● **Exercise**: Below are some entries. Output each one exactly as it appears.

● **Rows**:
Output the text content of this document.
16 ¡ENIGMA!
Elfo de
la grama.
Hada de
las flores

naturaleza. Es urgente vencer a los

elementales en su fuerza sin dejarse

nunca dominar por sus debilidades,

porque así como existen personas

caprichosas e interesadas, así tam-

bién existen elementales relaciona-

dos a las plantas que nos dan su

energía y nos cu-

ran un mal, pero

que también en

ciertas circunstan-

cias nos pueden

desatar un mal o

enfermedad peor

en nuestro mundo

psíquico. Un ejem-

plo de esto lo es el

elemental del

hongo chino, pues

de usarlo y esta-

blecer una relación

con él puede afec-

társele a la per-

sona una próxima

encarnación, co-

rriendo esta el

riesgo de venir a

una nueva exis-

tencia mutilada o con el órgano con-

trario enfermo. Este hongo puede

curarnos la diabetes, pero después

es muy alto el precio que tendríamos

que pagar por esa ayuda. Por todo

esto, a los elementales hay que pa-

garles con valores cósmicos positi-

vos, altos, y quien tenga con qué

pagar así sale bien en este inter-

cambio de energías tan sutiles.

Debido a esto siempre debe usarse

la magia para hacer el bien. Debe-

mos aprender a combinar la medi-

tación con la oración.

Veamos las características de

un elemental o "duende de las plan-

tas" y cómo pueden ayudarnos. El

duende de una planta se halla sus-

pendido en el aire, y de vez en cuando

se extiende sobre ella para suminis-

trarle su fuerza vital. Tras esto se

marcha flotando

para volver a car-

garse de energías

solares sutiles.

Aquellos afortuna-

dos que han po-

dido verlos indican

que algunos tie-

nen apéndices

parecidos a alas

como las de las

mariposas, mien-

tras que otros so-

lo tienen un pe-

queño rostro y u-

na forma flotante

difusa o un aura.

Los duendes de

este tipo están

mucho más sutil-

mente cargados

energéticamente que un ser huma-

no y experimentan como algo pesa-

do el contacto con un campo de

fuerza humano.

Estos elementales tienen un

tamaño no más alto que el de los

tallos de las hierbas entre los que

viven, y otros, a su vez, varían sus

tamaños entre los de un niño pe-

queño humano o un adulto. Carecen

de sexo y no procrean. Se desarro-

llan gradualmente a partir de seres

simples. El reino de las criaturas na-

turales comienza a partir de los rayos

● **Correct result**:
Output the text content of this document.
16 ¡ENIGMA!
Elfo de
la grama.
Hada de
las flores

naturaleza. Es urgente vencer a los

elementales en su fuerza sin dejarse

nunca dominar por sus debilidades,

porque así como existen personas

caprichosas e interesadas, así tam-

bién existen elementales relaciona-

dos a las plantas que nos dan su

energía y nos cu-

ran un mal, pero

que también en

ciertas circunstan-

cias nos pueden

desatar un mal o

enfermedad peor

en nuestro mundo

psíquico. Un ejem-

plo de esto lo es el

elemental del

hongo chino, pues

de usarlo y esta-

blecer una relación

con él puede afec-

társele a la per-

sona una próxima

encarnación, co-

rriendo esta el

riesgo de venir a

una nueva exis-

tencia mutilada o con el órgano con-

trario enfermo. Este hongo puede

curarnos la diabetes, pero después

es muy alto el precio que tendríamos

que pagar por esa ayuda. Por todo

esto, a los elementales hay que pa-

garles con valores cósmicos positi-

vos, altos, y quien tenga con qué

pagar así sale bien en este inter-

cambio de energías tan sutiles.

Debido a esto siempre debe usarse

la magia para hacer el bien. Debe-

mos aprender a combinar la medi-

tación con la oración.

Veamos las características de

un elemental o "duende de las plan-

tas" y cómo pueden ayudarnos. El

duende de una planta se halla sus-

pendido en el aire, y de vez en cuando

se extiende sobre ella para suminis-

trarle su fuerza vital. Tras esto se

marcha flotando

para volver a car-

garse de energías

solares sutiles.

Aquellos afortuna-

dos que han po-

dido verlos indican

que algunos tie-

nen apéndices

parecidos a alas

como las de las

mariposas, mien-

tras que otros so-

lo tienen un pe-

queño rostro y u-

na forma flotante

difusa o un aura.

Los duendes de

este tipo están

mucho más sutil-

mente cargados

energéticamente que un ser huma-

no y experimentan como algo pesa-

do el contacto con un campo de

fuerza humano.

Estos elementales tienen un

tamaño no más alto que el de los

tallos de las hierbas entre los que

viven, y otros, a su vez, varían sus

tamaños entre los de un niño pe-

queño humano o un adulto. Carecen

de sexo y no procrean. Se desarro-

llan gradualmente a partir de seres

simples. El reino de las criaturas na-

turales comienza a partir de los rayos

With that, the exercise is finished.